Start

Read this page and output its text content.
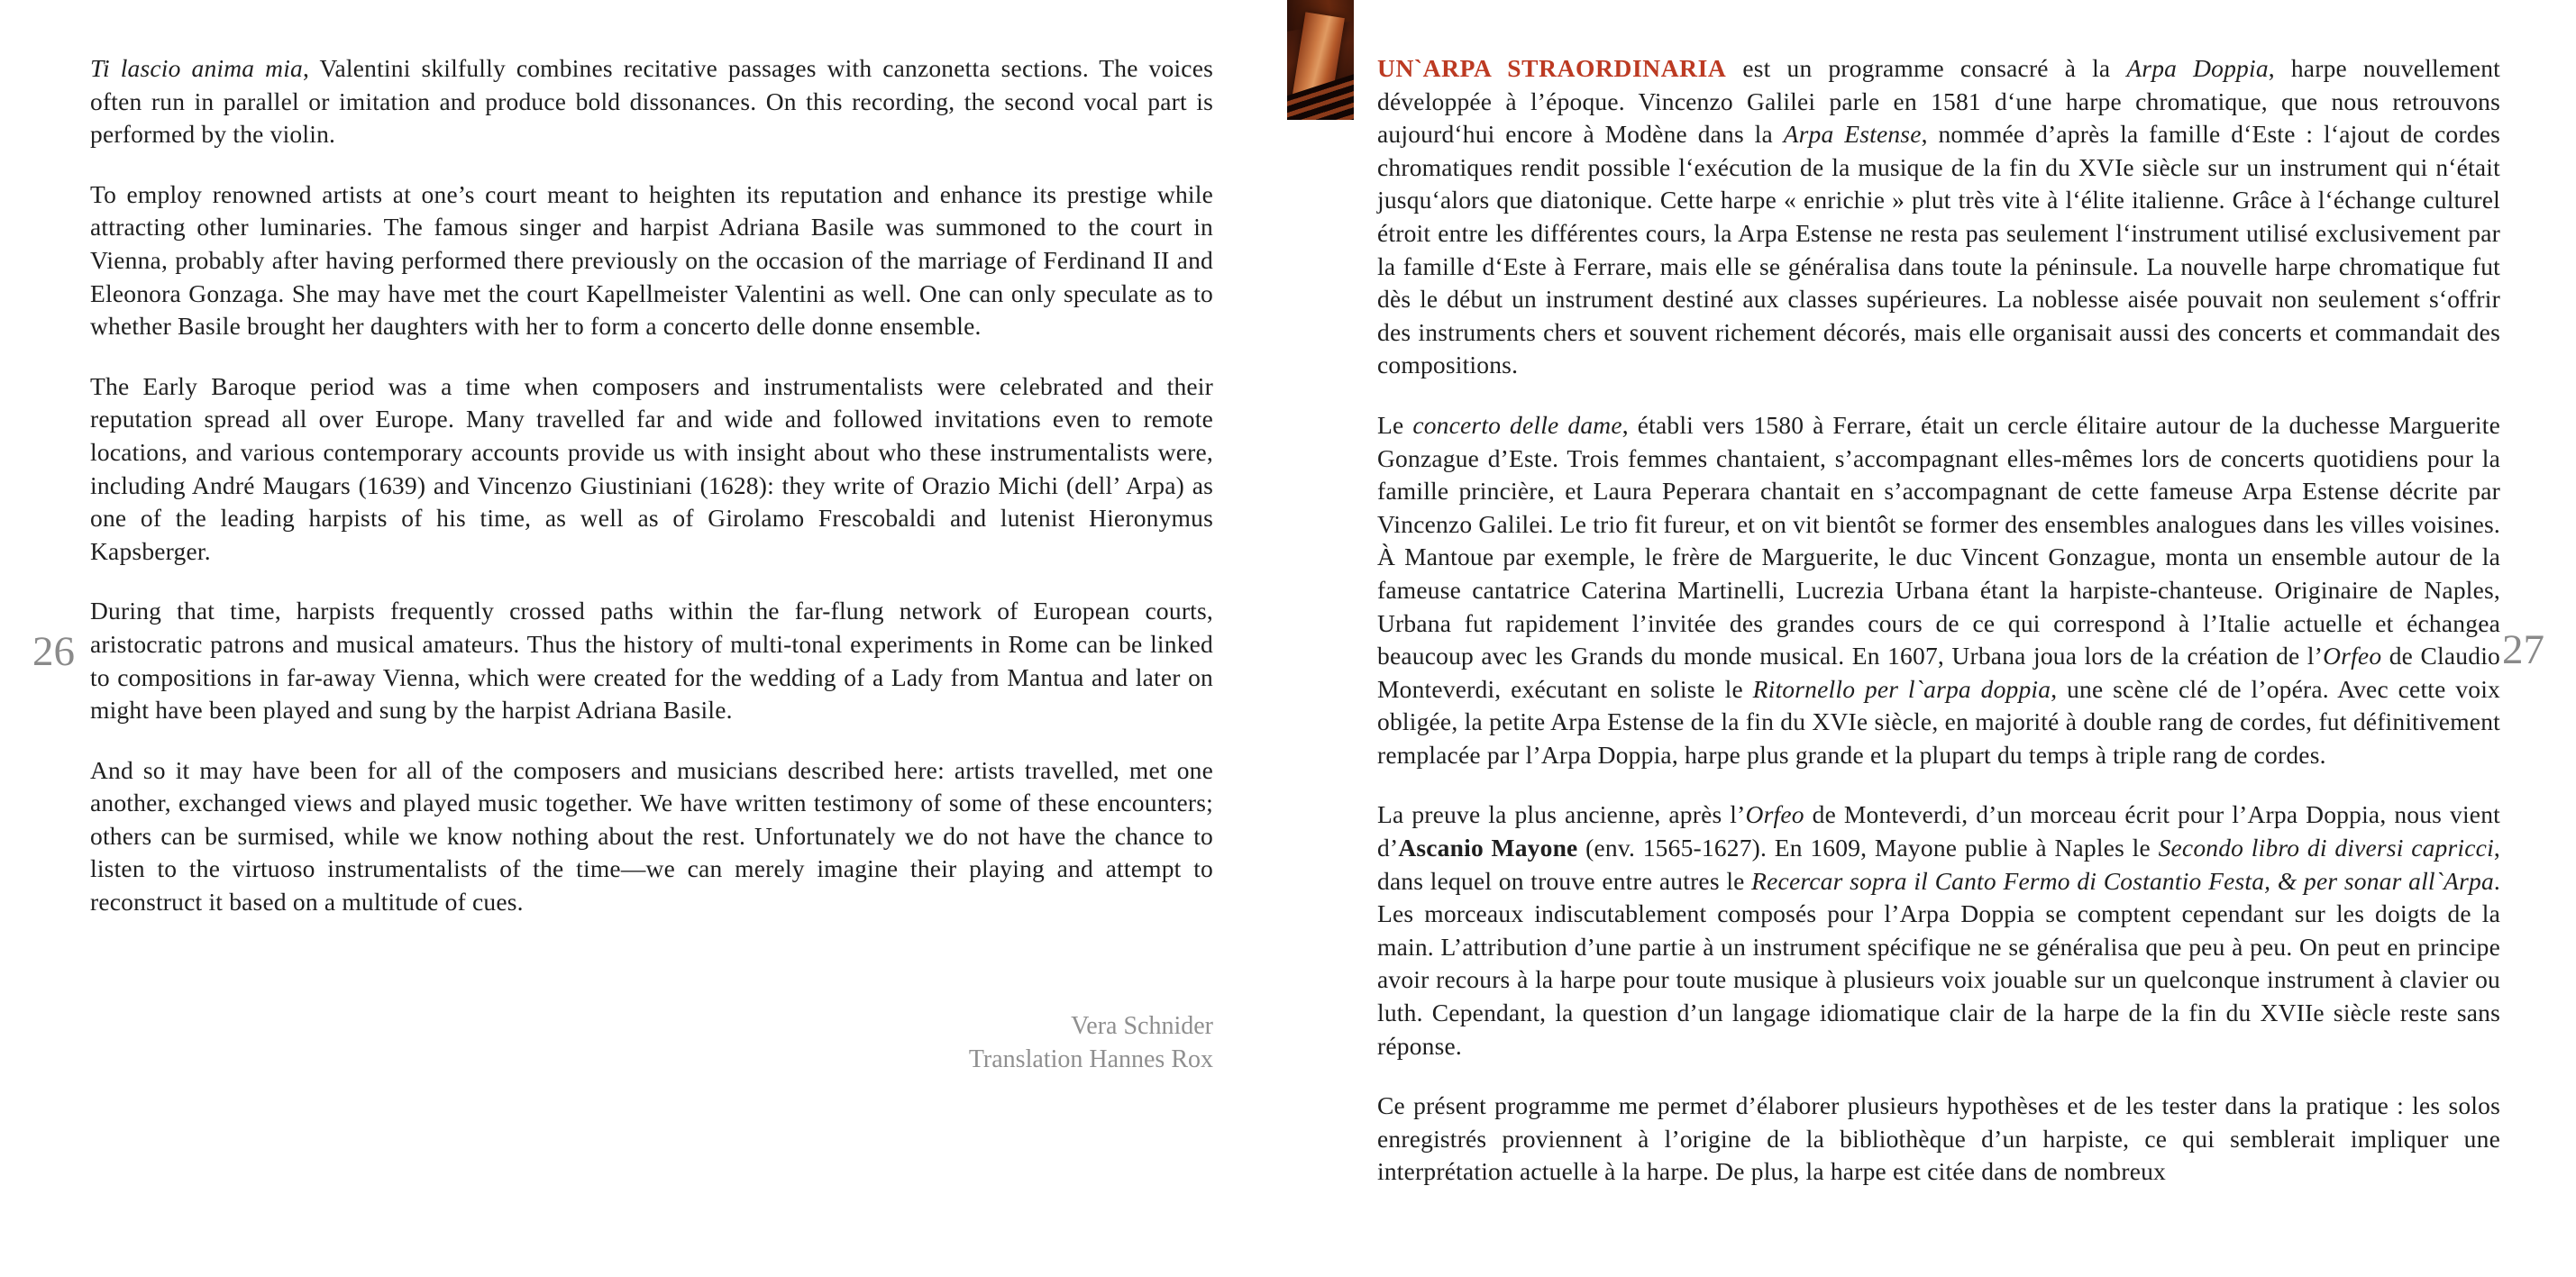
26

Ti lascio anima mia, Valentini skilfully combines recitative passages with canzonetta sections. The voices often run in parallel or imitation and produce bold dissonances. On this recording, the second vocal part is performed by the violin.

To employ renowned artists at one’s court meant to heighten its reputation and enhance its prestige while attracting other luminaries. The famous singer and harpist Adriana Basile was summoned to the court in Vienna, probably after having performed there previously on the occasion of the marriage of Ferdinand II and Eleonora Gonzaga. She may have met the court Kapellmeister Valentini as well. One can only speculate as to whether Basile brought her daughters with her to form a concerto delle donne ensemble.

The Early Baroque period was a time when composers and instrumentalists were celebrated and their reputation spread all over Europe. Many travelled far and wide and followed invitations even to remote locations, and various contemporary accounts provide us with insight about who these instrumentalists were, including André Maugars (1639) and Vincenzo Giustiniani (1628): they write of Orazio Michi (dell’ Arpa) as one of the leading harpists of his time, as well as of Girolamo Frescobaldi and lutenist Hieronymus Kapsberger.

During that time, harpists frequently crossed paths within the far-flung network of European courts, aristocratic patrons and musical amateurs. Thus the history of multi-tonal experiments in Rome can be linked to compositions in far-away Vienna, which were created for the wedding of a Lady from Mantua and later on might have been played and sung by the harpist Adriana Basile.

And so it may have been for all of the composers and musicians described here: artists travelled, met one another, exchanged views and played music together. We have written testimony of some of these encounters; others can be surmised, while we know nothing about the rest. Unfortunately we do not have the chance to listen to the virtuoso instrumentalists of the time—we can merely imagine their playing and attempt to reconstruct it based on a multitude of cues.

Vera Schnider
Translation Hannes Rox
27

UN`ARPA STRAORDINARIA est un programme consacré à la Arpa Doppia, harpe nouvellement développée à l’époque. Vincenzo Galilei parle en 1581 d‘une harpe chromatique, que nous retrouvons aujourd‘hui encore à Modène dans la Arpa Estense, nommée d’après la famille d‘Este : l‘ajout de cordes chromatiques rendit possible l‘exécution de la musique de la fin du XVIe siècle sur un instrument qui n‘était jusqu‘alors que diatonique. Cette harpe « enrichie » plut très vite à l‘élite italienne. Grâce à l‘échange culturel étroit entre les différentes cours, la Arpa Estense ne resta pas seulement l‘instrument utilisé exclusivement par la famille d‘Este à Ferrare, mais elle se généralisa dans toute la péninsule. La nouvelle harpe chromatique fut dès le début un instrument destiné aux classes supérieures. La noblesse aisée pouvait non seulement s‘offrir des instruments chers et souvent richement décorés, mais elle organisait aussi des concerts et commandait des compositions.

Le concerto delle dame, établi vers 1580 à Ferrare, était un cercle élitaire autour de la duchesse Marguerite Gonzague d’Este. Trois femmes chantaient, s’accompagnant elles-mêmes lors de concerts quotidiens pour la famille princière, et Laura Peperara chantait en s’accompagnant de cette fameuse Arpa Estense décrite par Vincenzo Galilei. Le trio fit fureur, et on vit bientôt se former des ensembles analogues dans les villes voisines. À Mantoue par exemple, le frère de Marguerite, le duc Vincent Gonzague, monta un ensemble autour de la fameuse cantatrice Caterina Martinelli, Lucrezia Urbana étant la harpiste-chanteuse. Originaire de Naples, Urbana fut rapidement l’invitée des grandes cours de ce qui correspond à l’Italie actuelle et échangea beaucoup avec les Grands du monde musical. En 1607, Urbana joua lors de la création de l’Orfeo de Claudio Monteverdi, exécutant en soliste le Ritornello per l`arpa doppia, une scène clé de l’opéra. Avec cette voix obligée, la petite Arpa Estense de la fin du XVIe siècle, en majorité à double rang de cordes, fut définitivement remplacée par l’Arpa Doppia, harpe plus grande et la plupart du temps à triple rang de cordes.

La preuve la plus ancienne, après l’Orfeo de Monteverdi, d’un morceau écrit pour l’Arpa Doppia, nous vient d’Ascanio Mayone (env. 1565-1627). En 1609, Mayone publie à Naples le Secondo libro di diversi capricci, dans lequel on trouve entre autres le Recercar sopra il Canto Fermo di Costantio Festa, & per sonar all`Arpa. Les morceaux indiscutablement composés pour l’Arpa Doppia se comptent cependant sur les doigts de la main. L’attribution d’une partie à un instrument spécifique ne se généralisa que peu à peu. On peut en principe avoir recours à la harpe pour toute musique à plusieurs voix jouable sur un quelconque instrument à clavier ou luth. Cependant, la question d’un langage idiomatique clair de la harpe de la fin du XVIIe siècle reste sans réponse.

Ce présent programme me permet d’élaborer plusieurs hypothèses et de les tester dans la pratique : les solos enregistrés proviennent à l’origine de la bibliothèque d’un harpiste, ce qui semblerait impliquer une interprétation actuelle à la harpe. De plus, la harpe est citée dans de nombreux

End

• **EXERCISE GOAL**
Copy every line from the entries that contains the word "this".

• **TASK RESULT**
Read this page and output its text content.
Ti lascio anima mia, Valentini skilfully combines recitative passages with canzonetta sections. The voices often run in parallel or imitation and produce bold dissonances. On this recording, the second vocal part is performed by the violin.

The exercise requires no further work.